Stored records

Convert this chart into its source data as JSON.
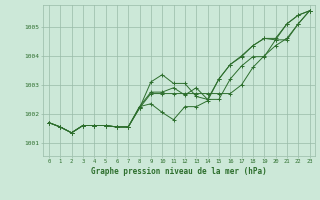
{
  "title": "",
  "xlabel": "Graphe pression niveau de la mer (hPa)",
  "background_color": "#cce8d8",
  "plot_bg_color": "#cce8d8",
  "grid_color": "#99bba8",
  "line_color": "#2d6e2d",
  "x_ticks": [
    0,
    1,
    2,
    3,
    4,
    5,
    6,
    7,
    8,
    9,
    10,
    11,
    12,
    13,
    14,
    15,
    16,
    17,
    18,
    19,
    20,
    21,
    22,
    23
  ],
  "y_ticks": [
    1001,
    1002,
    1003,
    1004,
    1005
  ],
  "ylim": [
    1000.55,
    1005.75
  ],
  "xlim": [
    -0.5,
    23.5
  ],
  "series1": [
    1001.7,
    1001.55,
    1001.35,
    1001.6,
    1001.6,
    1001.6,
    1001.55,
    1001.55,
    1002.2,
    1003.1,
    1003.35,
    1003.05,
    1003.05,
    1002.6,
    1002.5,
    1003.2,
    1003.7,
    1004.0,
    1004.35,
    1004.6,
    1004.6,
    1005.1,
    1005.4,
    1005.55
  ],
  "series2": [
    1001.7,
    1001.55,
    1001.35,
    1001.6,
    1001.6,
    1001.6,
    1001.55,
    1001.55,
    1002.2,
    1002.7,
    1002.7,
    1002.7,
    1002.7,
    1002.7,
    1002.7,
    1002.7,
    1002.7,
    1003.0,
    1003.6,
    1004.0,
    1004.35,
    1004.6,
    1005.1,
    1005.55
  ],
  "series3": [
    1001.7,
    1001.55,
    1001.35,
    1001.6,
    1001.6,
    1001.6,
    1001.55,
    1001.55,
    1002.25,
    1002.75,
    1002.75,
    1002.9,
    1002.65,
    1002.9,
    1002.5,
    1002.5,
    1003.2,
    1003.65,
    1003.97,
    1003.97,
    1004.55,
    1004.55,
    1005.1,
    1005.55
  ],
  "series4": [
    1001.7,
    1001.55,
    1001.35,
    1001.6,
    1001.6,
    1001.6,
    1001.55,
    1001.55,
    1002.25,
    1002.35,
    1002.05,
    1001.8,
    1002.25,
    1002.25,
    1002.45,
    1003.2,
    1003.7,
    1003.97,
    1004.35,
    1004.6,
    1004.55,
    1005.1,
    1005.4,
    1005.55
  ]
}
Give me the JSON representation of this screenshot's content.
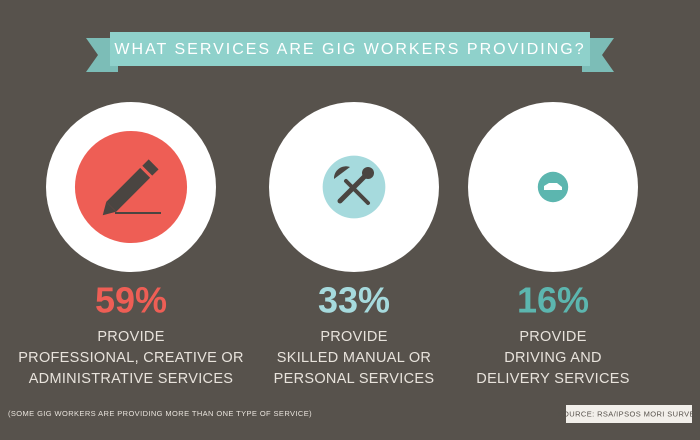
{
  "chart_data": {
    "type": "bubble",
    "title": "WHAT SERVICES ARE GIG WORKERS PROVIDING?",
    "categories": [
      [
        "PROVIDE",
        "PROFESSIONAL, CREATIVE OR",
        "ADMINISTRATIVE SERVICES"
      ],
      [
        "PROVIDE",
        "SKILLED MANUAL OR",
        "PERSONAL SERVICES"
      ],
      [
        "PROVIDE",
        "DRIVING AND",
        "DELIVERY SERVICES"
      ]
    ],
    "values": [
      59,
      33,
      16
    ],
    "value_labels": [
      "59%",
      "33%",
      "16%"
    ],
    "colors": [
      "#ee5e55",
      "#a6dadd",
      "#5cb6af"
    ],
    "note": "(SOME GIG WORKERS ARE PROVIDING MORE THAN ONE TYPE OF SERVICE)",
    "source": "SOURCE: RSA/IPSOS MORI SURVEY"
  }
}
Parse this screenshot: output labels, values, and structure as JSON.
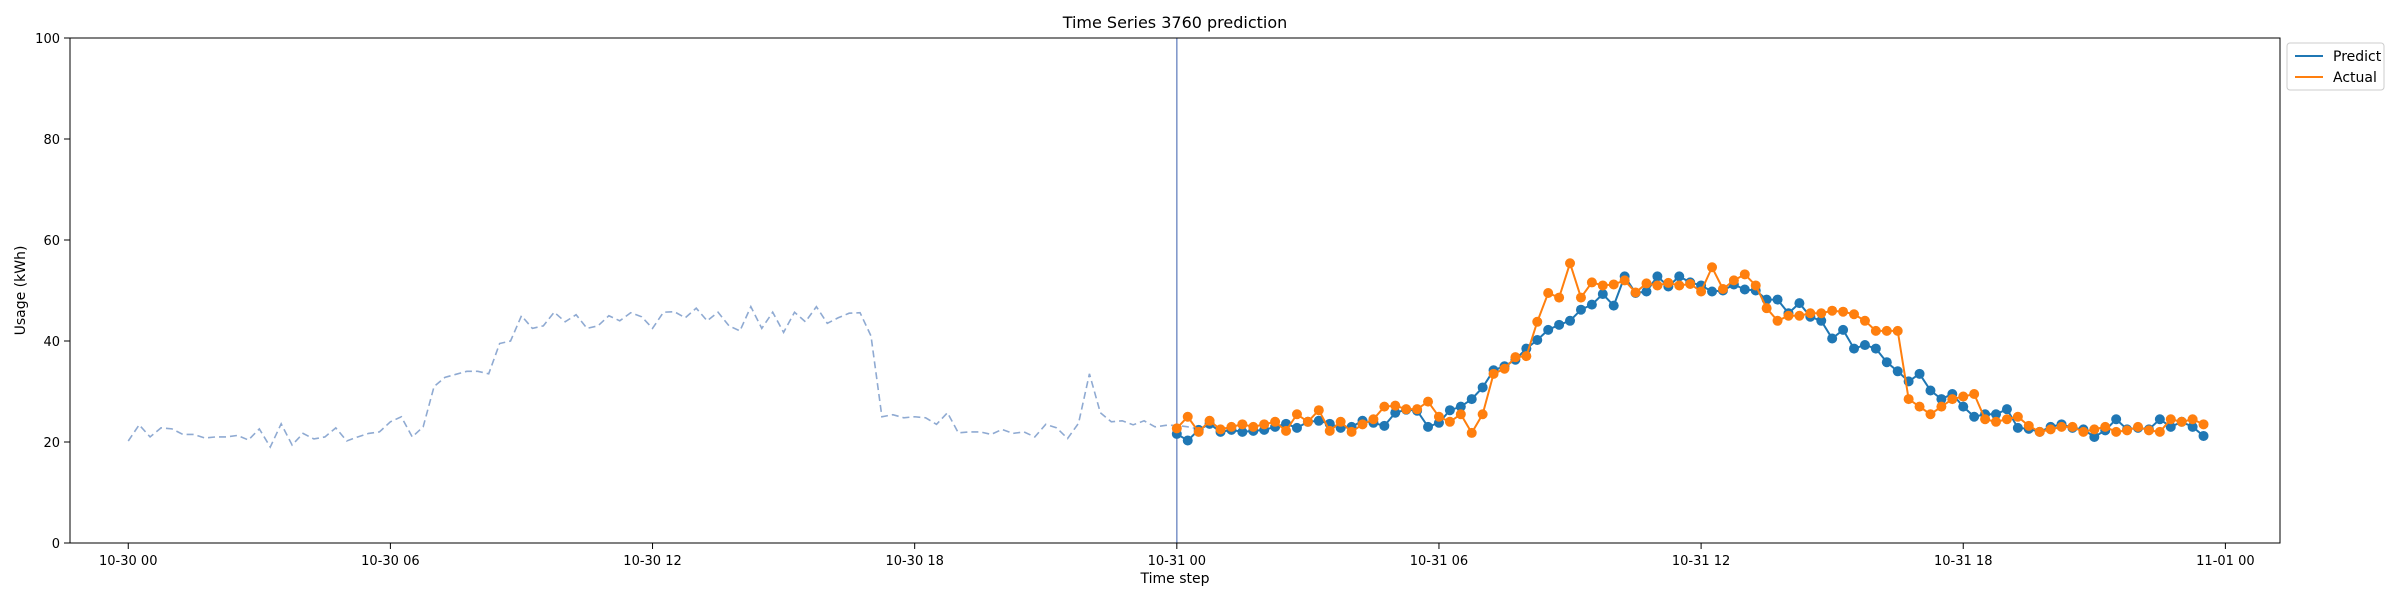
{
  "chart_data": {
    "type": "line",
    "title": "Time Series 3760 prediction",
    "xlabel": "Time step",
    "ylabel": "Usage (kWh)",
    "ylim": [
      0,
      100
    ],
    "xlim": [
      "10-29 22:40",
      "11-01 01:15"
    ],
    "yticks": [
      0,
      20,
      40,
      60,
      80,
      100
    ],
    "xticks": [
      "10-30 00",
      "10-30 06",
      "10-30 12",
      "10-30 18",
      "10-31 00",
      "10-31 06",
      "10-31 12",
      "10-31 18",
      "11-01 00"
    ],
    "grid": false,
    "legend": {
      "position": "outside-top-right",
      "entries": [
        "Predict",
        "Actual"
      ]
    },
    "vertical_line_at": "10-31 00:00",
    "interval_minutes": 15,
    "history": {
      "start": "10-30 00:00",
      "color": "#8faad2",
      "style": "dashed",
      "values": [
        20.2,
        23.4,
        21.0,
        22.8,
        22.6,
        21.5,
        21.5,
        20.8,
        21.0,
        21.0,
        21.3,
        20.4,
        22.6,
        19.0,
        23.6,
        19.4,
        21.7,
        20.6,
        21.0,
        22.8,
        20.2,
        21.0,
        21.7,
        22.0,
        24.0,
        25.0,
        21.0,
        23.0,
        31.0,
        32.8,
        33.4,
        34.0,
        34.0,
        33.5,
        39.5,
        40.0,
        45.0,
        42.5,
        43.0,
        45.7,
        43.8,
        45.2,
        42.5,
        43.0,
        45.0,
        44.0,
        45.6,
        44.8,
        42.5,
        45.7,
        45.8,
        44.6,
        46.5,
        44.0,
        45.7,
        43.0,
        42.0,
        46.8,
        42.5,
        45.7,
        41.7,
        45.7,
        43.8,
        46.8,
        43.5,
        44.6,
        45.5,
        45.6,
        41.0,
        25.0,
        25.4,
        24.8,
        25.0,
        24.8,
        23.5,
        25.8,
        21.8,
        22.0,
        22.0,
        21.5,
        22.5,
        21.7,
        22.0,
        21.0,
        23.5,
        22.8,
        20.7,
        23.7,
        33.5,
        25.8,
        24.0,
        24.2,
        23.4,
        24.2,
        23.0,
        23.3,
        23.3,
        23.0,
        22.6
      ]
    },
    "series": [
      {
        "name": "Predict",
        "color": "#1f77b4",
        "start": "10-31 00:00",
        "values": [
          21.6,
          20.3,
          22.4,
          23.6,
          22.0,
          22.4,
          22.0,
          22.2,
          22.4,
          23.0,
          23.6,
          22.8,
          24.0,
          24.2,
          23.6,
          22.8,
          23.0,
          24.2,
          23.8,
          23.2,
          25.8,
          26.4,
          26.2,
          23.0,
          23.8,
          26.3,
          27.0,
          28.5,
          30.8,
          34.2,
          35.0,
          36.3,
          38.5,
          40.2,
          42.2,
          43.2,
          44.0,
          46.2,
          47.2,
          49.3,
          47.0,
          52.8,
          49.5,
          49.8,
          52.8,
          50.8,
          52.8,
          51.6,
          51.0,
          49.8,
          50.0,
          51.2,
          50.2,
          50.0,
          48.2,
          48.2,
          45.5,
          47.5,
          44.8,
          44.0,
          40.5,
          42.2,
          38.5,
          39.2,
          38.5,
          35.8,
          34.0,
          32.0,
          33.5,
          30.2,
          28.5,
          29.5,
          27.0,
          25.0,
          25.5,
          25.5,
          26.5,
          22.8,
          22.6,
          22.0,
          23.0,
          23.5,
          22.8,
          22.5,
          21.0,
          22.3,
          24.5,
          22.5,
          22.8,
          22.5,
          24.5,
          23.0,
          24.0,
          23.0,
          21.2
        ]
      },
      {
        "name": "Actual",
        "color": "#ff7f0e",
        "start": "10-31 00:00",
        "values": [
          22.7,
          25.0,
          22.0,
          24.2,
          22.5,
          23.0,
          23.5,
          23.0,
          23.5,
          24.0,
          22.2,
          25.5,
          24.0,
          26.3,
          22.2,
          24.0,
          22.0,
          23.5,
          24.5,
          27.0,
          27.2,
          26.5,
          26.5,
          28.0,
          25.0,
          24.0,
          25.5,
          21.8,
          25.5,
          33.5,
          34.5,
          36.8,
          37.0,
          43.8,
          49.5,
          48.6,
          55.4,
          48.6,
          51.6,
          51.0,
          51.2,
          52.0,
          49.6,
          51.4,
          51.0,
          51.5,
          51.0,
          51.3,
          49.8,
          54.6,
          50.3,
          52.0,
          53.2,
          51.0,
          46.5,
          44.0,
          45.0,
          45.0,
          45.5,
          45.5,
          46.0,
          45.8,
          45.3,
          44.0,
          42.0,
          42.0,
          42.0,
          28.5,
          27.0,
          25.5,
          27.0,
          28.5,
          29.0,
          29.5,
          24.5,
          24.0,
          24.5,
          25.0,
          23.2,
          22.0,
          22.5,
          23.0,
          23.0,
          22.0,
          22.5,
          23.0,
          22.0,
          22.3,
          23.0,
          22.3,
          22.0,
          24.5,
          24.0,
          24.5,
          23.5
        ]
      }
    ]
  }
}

What is asked »
How many of the lines above contain the string "source"? Give the number only.

Exercise output »
2